- **WHAT THE TASK ASKS**
Reproduce every line of the records below verbatim, leaving out the pictures.

Saved entries
[START]
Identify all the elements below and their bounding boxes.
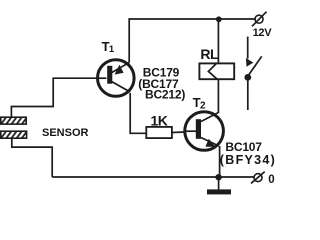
- svg-text:12V: 12V: [253, 27, 273, 39]
- node junction top rail to relay: [216, 16, 222, 22]
- label T2: [193, 95, 206, 111]
- wire relay to top rail junction: [217, 19, 219, 63]
- switch relay contact: [244, 37, 261, 110]
- wire T1 base to sensor top plate: [11, 78, 97, 117]
- wire bottom rail to 0 terminal: [52, 176, 254, 178]
- label BC179 (BC177 BC212): [138, 66, 185, 102]
- wire top rail from T1 emitter corner to 12V terminal: [129, 19, 256, 62]
- wire T1 collector down to resistor: [130, 93, 146, 133]
- svg-text:SENSOR: SENSOR: [42, 127, 89, 139]
- transistor T2: [185, 112, 224, 151]
- svg-text:1K: 1K: [151, 112, 168, 128]
- svg-text:BC212): BC212): [145, 87, 185, 101]
- sensor plate top: [1, 117, 26, 124]
- wire T2 collector up to relay: [217, 79, 219, 113]
- transistor T1: [98, 60, 135, 97]
- wire sensor bottom plate to bottom rail: [12, 138, 52, 177]
- terminal 0: [251, 172, 265, 184]
- relay RL: [199, 63, 234, 79]
- wire T2 emitter down to bottom rail: [219, 146, 221, 177]
- svg-text:0: 0: [268, 174, 274, 186]
- svg-text:1: 1: [109, 44, 115, 55]
- sensor plate bottom: [1, 131, 27, 138]
- svg-text:2: 2: [200, 100, 206, 111]
- node junction bottom rail to ground: [215, 174, 221, 180]
- svg-text:RL: RL: [200, 46, 219, 62]
- label BC107 (BFY34): [220, 140, 276, 167]
- terminal 12V: [252, 12, 267, 27]
- wire resistor to T2 base: [172, 131, 185, 134]
- svg-text:BC107: BC107: [225, 140, 262, 154]
- ground: [207, 177, 231, 194]
- label T1: [102, 39, 115, 55]
- resistor 1K: [146, 127, 172, 138]
- svg-text:(BFY34): (BFY34): [220, 153, 276, 167]
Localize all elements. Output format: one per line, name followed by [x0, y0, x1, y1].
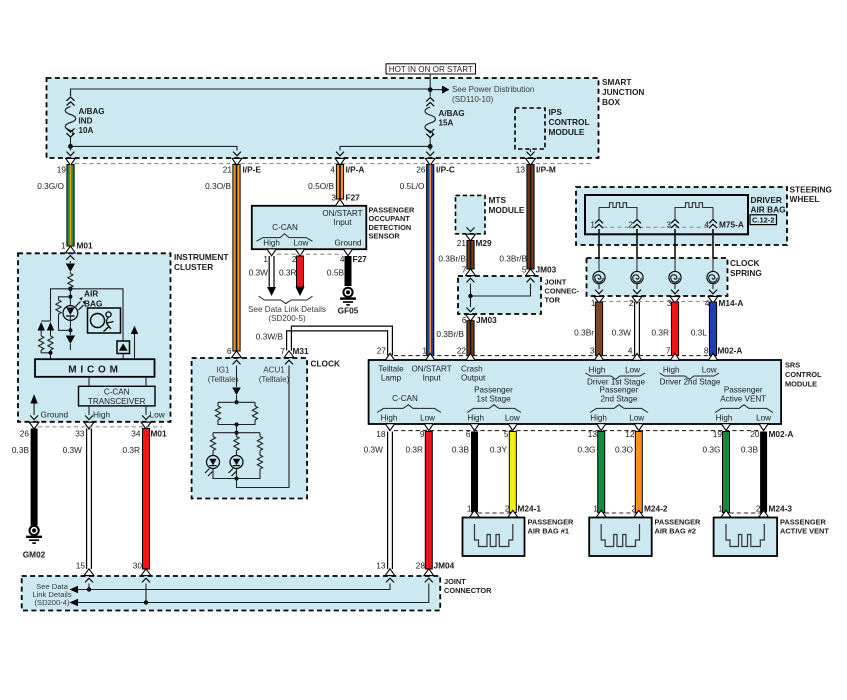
[END]
- **EXERCISE OUTPUT**
Identify all the elements below and their bounding boxes.
- svg-text:12V: 12V: [253, 27, 273, 39]
- node junction top rail to relay: [216, 16, 222, 22]
- label T2: [193, 95, 206, 111]
- wire relay to top rail junction: [217, 19, 219, 63]
- switch relay contact: [244, 37, 261, 110]
- wire T1 base to sensor top plate: [11, 78, 97, 117]
- wire bottom rail to 0 terminal: [52, 176, 254, 178]
- label BC179 (BC177 BC212): [138, 66, 185, 102]
- wire top rail from T1 emitter corner to 12V terminal: [129, 19, 256, 62]
- wire T1 collector down to resistor: [130, 93, 146, 133]
- svg-text:SENSOR: SENSOR: [42, 127, 89, 139]
- transistor T2: [185, 112, 224, 151]
- svg-text:1K: 1K: [151, 112, 168, 128]
- svg-text:BC212): BC212): [145, 87, 185, 101]
- sensor plate top: [1, 117, 26, 124]
- wire T2 collector up to relay: [217, 79, 219, 113]
- transistor T1: [98, 60, 135, 97]
- wire sensor bottom plate to bottom rail: [12, 138, 52, 177]
- terminal 0: [251, 172, 265, 184]
- relay RL: [199, 63, 234, 79]
- wire T2 emitter down to bottom rail: [219, 146, 221, 177]
- svg-text:0: 0: [268, 174, 274, 186]
- svg-text:1: 1: [109, 44, 115, 55]
- sensor plate bottom: [1, 131, 27, 138]
- svg-text:2: 2: [200, 100, 206, 111]
- node junction bottom rail to ground: [215, 174, 221, 180]
- svg-text:RL: RL: [200, 46, 219, 62]
- label BC107 (BFY34): [220, 140, 276, 167]
- terminal 12V: [252, 12, 267, 27]
- wire resistor to T2 base: [172, 131, 185, 134]
- svg-text:BC107: BC107: [225, 140, 262, 154]
- ground: [207, 177, 231, 194]
- label T1: [102, 39, 115, 55]
- resistor 1K: [146, 127, 172, 138]
- svg-text:(BFY34): (BFY34): [220, 153, 276, 167]
Localize all elements. Output format: one per line, name followed by [x0, y0, x1, y1].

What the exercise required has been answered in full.